Working data:
========

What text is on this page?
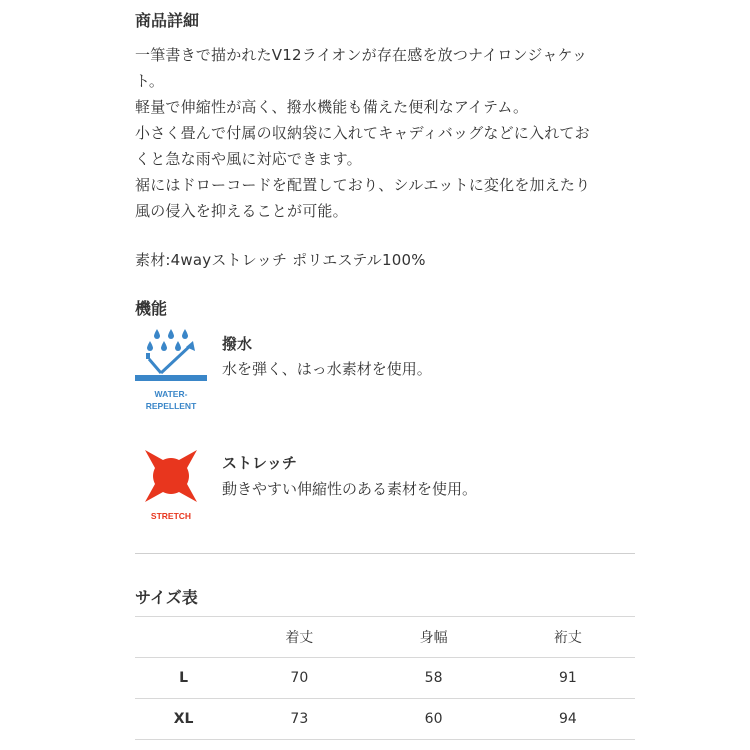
商品詳細
一筆書きで描かれたV12ライオンが存在感を放つナイロンジャケッ
ト。
軽量で伸縮性が高く、撥水機能も備えた便利なアイテム。
小さく畳んで付属の収納袋に入れてキャディバッグなどに入れてお
くと急な雨や風に対応できます。
裾にはドローコードを配置しており、シルエットに変化を加えたり
風の侵入を抑えることが可能。
素材:4wayストレッチ ポリエステル100%
機能
WATER-
REPELLENT
撥水
水を弾く、はっ水素材を使用。
STRETCH
ストレッチ
動きやすい伸縮性のある素材を使用。
サイズ表
	着丈	身幅	裄丈
L	70	58	91
XL	73	60	94
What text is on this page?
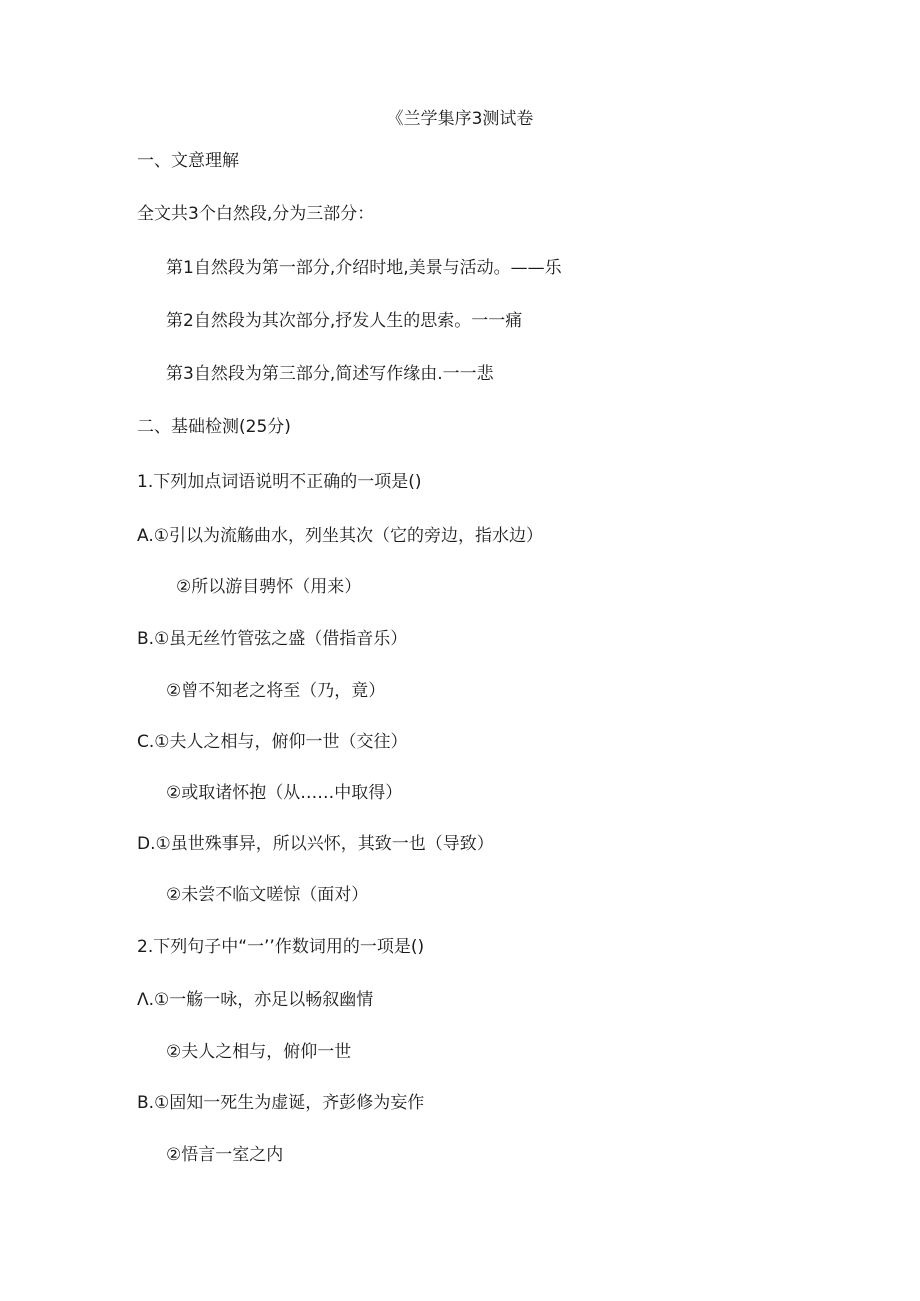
《兰学集序3测试卷
一、文意理解
全文共3个白然段,分为三部分：
第1自然段为第一部分,介绍时地,美景与活动。——乐
第2自然段为其次部分,抒发人生的思索。一一痛
第3自然段为第三部分,简述写作缘由.一一悲
二、基础检测(25分)
1.下列加点词语说明不正确的一项是()
A.①引以为流觞曲水，列坐其次（它的旁边，指水边）
②所以游目骋怀（用来）
B.①虽无丝竹管弦之盛（借指音乐）
②曾不知老之将至（乃，竟）
C.①夫人之相与，俯仰一世（交往）
②或取诸怀抱（从……中取得）
D.①虽世殊事异，所以兴怀，其致一也（导致）
②未尝不临文嗟惊（面对）
2.下列句子中“一’’作数词用的一项是()
Λ.①一觞一咏，亦足以畅叙幽情
②夫人之相与，俯仰一世
B.①固知一死生为虚诞，齐彭修为妄作
②悟言一室之内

========

Task brief: Make an exact copy of the data above, pictures excluded.

Exercise response:
What text is on this page?
商品詳細
一筆書きで描かれたV12ライオンが存在感を放つナイロンジャケッ
ト。
軽量で伸縮性が高く、撥水機能も備えた便利なアイテム。
小さく畳んで付属の収納袋に入れてキャディバッグなどに入れてお
くと急な雨や風に対応できます。
裾にはドローコードを配置しており、シルエットに変化を加えたり
風の侵入を抑えることが可能。
素材:4wayストレッチ ポリエステル100%
機能
WATER-
REPELLENT
撥水
水を弾く、はっ水素材を使用。
STRETCH
ストレッチ
動きやすい伸縮性のある素材を使用。
サイズ表
	着丈	身幅	裄丈
L	70	58	91
XL	73	60	94
What text is on this page?
《兰学集序3测试卷
一、文意理解
全文共3个白然段,分为三部分：
第1自然段为第一部分,介绍时地,美景与活动。——乐
第2自然段为其次部分,抒发人生的思索。一一痛
第3自然段为第三部分,简述写作缘由.一一悲
二、基础检测(25分)
1.下列加点词语说明不正确的一项是()
A.①引以为流觞曲水，列坐其次（它的旁边，指水边）
②所以游目骋怀（用来）
B.①虽无丝竹管弦之盛（借指音乐）
②曾不知老之将至（乃，竟）
C.①夫人之相与，俯仰一世（交往）
②或取诸怀抱（从……中取得）
D.①虽世殊事异，所以兴怀，其致一也（导致）
②未尝不临文嗟惊（面对）
2.下列句子中“一’’作数词用的一项是()
Λ.①一觞一咏，亦足以畅叙幽情
②夫人之相与，俯仰一世
B.①固知一死生为虚诞，齐彭修为妄作
②悟言一室之内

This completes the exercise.